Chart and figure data
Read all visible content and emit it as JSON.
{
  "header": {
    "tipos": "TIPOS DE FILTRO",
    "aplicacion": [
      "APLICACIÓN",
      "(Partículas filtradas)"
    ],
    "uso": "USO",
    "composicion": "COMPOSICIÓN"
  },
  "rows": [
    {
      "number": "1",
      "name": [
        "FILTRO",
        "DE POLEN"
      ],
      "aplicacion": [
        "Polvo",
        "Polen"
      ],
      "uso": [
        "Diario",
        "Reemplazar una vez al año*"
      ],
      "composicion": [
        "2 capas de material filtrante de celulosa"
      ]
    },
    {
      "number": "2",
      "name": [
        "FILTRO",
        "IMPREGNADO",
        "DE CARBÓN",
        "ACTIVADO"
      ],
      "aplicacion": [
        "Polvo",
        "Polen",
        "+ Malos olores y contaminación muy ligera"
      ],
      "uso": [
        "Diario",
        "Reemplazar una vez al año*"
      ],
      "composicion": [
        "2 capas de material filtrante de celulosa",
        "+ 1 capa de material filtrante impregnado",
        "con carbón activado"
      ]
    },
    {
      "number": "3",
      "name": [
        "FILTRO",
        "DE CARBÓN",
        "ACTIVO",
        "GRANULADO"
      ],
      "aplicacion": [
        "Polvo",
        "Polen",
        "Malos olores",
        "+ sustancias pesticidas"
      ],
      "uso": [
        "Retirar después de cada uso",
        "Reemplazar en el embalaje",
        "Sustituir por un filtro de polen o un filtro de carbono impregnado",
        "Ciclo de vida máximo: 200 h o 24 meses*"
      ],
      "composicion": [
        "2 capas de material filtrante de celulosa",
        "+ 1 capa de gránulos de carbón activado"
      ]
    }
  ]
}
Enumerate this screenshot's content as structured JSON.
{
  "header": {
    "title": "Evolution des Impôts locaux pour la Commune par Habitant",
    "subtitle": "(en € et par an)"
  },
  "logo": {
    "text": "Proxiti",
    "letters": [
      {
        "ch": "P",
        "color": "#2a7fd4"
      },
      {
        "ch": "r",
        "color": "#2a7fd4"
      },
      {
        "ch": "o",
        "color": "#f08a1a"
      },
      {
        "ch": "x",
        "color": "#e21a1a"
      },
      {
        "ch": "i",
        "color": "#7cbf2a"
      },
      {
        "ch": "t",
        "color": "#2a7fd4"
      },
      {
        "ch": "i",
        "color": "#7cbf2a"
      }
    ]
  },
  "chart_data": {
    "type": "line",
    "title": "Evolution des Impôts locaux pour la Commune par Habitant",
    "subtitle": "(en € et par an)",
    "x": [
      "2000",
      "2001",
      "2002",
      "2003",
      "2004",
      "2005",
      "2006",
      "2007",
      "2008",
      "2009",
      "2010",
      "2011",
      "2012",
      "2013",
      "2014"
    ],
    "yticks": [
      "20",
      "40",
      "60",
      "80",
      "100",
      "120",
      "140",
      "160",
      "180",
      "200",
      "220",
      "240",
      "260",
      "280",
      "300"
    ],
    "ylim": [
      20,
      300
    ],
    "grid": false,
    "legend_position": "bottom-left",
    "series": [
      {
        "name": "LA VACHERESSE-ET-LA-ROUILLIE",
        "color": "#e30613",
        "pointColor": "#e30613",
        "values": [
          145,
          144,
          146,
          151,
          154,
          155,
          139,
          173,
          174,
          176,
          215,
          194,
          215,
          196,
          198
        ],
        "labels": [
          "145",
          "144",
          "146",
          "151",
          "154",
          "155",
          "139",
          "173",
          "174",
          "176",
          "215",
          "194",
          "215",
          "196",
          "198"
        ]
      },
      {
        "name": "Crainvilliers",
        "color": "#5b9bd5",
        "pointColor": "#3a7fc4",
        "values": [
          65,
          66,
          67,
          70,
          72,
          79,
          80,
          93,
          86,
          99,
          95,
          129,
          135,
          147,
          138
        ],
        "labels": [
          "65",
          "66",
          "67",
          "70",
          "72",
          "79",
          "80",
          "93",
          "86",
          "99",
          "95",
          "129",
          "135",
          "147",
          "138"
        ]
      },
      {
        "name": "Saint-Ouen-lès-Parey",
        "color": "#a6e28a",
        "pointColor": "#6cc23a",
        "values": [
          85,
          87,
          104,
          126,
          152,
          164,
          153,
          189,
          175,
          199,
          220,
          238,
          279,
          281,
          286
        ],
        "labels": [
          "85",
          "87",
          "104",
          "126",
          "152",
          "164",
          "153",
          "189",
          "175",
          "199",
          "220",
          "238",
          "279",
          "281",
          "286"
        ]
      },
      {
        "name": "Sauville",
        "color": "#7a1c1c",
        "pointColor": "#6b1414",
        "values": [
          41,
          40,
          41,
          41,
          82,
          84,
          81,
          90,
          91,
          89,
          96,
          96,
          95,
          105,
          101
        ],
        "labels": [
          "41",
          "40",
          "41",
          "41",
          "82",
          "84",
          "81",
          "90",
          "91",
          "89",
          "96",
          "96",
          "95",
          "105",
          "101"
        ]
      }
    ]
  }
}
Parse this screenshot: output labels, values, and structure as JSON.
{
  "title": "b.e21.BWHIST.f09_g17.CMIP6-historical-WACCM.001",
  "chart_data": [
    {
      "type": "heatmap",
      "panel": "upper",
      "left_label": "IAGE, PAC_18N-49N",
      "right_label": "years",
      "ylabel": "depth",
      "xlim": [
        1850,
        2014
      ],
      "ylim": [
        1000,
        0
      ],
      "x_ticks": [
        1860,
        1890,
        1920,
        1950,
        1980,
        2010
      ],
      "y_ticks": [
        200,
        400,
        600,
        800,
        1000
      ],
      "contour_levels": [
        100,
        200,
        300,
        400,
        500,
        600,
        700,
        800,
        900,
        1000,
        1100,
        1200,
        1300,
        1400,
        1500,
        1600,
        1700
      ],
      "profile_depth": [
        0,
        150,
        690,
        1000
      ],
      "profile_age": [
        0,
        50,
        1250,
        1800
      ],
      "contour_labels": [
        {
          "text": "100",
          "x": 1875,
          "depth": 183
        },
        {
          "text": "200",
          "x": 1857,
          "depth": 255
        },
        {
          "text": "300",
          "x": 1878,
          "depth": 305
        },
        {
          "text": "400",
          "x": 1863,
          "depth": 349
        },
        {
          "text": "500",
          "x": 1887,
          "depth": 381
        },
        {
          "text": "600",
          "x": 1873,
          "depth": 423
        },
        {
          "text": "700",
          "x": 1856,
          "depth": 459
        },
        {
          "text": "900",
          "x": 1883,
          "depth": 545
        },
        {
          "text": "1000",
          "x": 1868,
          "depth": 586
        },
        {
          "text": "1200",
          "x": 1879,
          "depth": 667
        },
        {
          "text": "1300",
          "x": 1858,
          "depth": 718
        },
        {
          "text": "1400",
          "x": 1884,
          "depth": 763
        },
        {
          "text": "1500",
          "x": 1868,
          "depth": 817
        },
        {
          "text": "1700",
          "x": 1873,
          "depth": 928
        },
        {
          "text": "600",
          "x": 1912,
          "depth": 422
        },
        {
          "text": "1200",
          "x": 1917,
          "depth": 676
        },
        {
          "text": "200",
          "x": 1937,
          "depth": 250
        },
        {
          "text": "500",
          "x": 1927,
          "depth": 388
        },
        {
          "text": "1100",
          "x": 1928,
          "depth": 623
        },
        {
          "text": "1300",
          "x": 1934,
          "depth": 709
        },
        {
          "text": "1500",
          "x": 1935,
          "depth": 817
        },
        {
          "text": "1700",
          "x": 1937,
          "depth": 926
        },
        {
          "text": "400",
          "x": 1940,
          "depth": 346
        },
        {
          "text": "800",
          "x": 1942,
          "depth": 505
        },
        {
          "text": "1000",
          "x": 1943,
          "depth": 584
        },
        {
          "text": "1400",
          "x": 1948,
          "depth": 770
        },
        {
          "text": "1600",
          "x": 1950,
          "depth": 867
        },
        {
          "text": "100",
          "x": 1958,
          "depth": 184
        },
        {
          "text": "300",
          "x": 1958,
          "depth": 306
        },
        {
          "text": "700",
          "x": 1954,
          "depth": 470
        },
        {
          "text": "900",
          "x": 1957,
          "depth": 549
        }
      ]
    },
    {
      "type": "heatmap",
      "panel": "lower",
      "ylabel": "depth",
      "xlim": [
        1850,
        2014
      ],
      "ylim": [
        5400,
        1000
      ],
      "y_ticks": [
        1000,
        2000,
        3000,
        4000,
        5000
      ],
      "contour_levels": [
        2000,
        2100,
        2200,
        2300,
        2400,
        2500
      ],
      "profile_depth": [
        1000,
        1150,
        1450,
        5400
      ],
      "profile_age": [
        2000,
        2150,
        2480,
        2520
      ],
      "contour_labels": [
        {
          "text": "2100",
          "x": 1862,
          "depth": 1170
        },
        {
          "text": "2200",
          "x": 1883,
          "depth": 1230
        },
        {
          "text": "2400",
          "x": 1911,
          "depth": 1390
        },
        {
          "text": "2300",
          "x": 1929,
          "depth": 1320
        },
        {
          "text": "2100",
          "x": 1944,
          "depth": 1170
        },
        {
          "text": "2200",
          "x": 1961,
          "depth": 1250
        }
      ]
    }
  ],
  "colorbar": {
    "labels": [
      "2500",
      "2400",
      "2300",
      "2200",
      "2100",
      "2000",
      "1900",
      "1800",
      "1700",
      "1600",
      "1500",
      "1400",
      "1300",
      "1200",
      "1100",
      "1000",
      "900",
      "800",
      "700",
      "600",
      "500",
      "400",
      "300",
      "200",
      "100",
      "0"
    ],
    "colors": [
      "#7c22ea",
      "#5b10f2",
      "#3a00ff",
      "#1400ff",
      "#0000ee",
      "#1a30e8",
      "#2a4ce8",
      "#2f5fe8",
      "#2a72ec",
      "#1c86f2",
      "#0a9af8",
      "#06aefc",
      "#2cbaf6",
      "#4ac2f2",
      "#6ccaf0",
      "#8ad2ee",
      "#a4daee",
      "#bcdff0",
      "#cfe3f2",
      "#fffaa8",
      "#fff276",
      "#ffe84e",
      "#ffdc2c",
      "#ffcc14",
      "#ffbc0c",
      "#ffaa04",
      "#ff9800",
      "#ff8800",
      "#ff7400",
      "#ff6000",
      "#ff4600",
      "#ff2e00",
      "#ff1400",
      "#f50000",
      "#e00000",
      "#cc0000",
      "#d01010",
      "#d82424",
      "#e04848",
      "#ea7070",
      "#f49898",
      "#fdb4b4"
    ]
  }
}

What you need to do: Of all the lines in the entries, how many contain the word "pointColor"? Give only the number.

Task result: 4